Data entries for graphics:
╔══
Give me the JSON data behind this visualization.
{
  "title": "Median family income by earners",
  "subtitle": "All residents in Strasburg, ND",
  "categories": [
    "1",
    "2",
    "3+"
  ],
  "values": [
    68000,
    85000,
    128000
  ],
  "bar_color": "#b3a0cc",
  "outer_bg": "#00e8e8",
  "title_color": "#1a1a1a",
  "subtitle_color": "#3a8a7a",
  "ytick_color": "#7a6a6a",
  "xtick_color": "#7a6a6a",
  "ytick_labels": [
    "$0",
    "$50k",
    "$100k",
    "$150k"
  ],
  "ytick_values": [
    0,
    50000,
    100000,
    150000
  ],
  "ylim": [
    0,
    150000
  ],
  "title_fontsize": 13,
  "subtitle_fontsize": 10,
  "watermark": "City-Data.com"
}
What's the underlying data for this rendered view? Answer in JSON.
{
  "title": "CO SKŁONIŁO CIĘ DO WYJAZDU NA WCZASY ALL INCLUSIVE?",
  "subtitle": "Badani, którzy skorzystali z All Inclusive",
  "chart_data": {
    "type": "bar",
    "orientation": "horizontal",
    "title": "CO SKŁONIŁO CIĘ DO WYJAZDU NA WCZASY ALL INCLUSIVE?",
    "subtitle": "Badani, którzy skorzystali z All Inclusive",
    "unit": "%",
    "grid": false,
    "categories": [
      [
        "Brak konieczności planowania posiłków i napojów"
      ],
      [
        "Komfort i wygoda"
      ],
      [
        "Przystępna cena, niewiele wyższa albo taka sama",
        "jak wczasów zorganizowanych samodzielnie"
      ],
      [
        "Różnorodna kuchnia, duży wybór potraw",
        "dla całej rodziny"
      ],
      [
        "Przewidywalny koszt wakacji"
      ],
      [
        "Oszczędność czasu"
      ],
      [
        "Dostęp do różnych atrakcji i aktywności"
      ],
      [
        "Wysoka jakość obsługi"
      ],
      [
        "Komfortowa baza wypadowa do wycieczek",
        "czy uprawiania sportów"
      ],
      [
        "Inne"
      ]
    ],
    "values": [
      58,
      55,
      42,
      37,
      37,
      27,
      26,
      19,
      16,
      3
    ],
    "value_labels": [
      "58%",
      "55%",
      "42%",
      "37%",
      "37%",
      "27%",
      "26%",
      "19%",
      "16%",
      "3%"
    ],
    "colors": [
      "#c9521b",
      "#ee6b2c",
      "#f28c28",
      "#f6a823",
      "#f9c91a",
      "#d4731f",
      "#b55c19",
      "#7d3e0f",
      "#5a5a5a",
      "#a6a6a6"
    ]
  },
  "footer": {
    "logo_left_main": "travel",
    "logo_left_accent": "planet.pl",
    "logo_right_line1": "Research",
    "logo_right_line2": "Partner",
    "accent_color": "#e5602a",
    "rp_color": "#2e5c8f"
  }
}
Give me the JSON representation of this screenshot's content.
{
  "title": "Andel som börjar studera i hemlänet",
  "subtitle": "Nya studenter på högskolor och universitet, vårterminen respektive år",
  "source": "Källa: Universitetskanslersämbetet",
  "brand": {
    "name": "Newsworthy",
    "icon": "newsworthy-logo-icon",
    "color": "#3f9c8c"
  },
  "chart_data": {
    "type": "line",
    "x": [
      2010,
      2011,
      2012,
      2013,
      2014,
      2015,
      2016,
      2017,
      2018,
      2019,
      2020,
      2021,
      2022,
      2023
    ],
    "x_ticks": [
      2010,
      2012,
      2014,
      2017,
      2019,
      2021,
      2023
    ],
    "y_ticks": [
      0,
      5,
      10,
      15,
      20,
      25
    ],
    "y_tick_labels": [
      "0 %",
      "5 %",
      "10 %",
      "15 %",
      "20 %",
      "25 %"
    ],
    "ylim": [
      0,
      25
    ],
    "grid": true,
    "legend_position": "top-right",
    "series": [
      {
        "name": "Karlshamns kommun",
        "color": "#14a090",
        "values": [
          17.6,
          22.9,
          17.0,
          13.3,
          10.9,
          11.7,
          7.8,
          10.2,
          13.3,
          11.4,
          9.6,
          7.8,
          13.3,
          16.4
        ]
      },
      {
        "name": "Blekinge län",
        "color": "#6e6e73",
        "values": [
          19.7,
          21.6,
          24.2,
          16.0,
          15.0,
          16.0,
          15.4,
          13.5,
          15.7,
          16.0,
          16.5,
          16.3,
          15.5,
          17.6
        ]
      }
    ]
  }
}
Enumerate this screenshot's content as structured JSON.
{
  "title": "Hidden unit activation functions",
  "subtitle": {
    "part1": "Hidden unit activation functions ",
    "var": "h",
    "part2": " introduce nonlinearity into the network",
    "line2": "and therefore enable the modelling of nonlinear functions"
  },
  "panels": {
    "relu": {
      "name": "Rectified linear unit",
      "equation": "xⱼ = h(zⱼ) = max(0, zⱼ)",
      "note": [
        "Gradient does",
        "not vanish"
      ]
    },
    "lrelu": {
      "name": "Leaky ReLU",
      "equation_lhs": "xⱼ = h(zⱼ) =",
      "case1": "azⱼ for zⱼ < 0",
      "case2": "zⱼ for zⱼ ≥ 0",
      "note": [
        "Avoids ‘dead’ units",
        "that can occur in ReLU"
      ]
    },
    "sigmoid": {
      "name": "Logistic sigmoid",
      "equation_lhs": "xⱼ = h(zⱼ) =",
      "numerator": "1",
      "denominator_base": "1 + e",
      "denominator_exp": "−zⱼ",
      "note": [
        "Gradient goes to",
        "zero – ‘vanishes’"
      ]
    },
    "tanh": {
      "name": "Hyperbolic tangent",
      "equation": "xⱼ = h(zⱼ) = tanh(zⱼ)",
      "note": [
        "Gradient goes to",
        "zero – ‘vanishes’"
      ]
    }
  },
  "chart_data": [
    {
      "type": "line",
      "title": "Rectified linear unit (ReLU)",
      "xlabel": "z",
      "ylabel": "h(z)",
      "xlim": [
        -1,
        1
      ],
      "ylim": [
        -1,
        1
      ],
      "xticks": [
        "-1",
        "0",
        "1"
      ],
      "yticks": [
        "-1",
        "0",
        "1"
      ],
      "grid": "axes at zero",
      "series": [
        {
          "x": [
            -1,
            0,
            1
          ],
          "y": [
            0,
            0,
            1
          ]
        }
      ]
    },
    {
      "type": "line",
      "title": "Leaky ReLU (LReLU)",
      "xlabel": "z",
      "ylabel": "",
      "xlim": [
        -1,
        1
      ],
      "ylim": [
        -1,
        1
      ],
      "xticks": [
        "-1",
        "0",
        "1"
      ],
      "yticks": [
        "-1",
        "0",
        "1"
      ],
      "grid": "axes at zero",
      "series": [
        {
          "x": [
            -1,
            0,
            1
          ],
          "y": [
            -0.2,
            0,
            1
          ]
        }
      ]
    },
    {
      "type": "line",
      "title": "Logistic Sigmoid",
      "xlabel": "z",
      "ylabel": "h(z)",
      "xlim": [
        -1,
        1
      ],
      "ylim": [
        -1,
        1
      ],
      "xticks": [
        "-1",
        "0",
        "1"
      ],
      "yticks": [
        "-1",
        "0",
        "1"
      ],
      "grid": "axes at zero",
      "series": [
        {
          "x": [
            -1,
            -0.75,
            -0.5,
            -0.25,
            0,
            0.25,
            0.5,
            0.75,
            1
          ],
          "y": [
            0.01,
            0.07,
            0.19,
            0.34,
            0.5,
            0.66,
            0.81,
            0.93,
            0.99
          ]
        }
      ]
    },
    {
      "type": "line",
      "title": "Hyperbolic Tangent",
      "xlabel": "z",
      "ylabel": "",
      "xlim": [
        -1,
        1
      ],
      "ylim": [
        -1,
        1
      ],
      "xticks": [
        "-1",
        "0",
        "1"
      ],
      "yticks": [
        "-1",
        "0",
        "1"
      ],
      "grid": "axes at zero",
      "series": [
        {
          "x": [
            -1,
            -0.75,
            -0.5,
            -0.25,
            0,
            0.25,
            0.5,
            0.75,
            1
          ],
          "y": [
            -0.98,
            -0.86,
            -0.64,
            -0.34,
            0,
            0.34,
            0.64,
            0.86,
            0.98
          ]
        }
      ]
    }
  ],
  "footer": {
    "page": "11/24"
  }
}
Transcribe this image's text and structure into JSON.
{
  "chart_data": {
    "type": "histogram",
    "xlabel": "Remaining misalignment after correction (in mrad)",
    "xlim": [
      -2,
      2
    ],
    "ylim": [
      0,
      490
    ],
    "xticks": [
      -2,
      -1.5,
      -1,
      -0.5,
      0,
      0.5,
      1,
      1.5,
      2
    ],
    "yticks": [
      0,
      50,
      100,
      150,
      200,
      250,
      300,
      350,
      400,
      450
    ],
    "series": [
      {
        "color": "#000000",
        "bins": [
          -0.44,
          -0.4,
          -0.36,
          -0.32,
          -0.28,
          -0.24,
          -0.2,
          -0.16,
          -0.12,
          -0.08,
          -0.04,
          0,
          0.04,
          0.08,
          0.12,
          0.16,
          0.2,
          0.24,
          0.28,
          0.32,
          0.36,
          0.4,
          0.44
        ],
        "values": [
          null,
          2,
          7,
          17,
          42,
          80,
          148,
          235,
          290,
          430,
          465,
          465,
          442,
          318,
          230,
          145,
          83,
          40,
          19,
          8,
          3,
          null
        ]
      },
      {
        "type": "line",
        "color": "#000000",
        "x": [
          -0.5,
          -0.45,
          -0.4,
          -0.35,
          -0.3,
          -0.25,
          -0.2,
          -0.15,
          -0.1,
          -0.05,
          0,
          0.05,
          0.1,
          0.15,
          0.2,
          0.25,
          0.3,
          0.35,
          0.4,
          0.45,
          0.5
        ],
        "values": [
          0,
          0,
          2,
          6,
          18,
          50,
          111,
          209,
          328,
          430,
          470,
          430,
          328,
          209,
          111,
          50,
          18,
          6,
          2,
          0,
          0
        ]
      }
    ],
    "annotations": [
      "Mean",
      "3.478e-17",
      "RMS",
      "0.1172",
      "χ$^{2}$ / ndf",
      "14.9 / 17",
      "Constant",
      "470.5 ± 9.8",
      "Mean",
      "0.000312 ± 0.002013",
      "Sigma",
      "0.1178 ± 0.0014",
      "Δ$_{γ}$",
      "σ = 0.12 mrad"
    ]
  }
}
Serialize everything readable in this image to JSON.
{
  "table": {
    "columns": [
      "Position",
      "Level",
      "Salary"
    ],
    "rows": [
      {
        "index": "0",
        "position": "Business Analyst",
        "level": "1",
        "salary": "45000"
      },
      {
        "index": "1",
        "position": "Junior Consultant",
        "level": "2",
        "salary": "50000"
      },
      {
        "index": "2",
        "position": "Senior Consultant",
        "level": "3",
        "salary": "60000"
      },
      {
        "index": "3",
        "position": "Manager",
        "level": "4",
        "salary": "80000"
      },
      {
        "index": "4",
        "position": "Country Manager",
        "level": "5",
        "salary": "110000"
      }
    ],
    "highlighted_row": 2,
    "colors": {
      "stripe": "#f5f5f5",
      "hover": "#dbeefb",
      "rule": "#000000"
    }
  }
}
╚══
Check each line of the records for the word "this" and extract those that contain it.

Give me the JSON data behind this visualization.
What's the underlying data for this rendered view? Answer in JSON.
Give me the JSON representation of this screenshot's content.
Enumerate this screenshot's content as structured JSON.
Transcribe this image's text and structure into JSON.
Serialize everything readable in this image to JSON.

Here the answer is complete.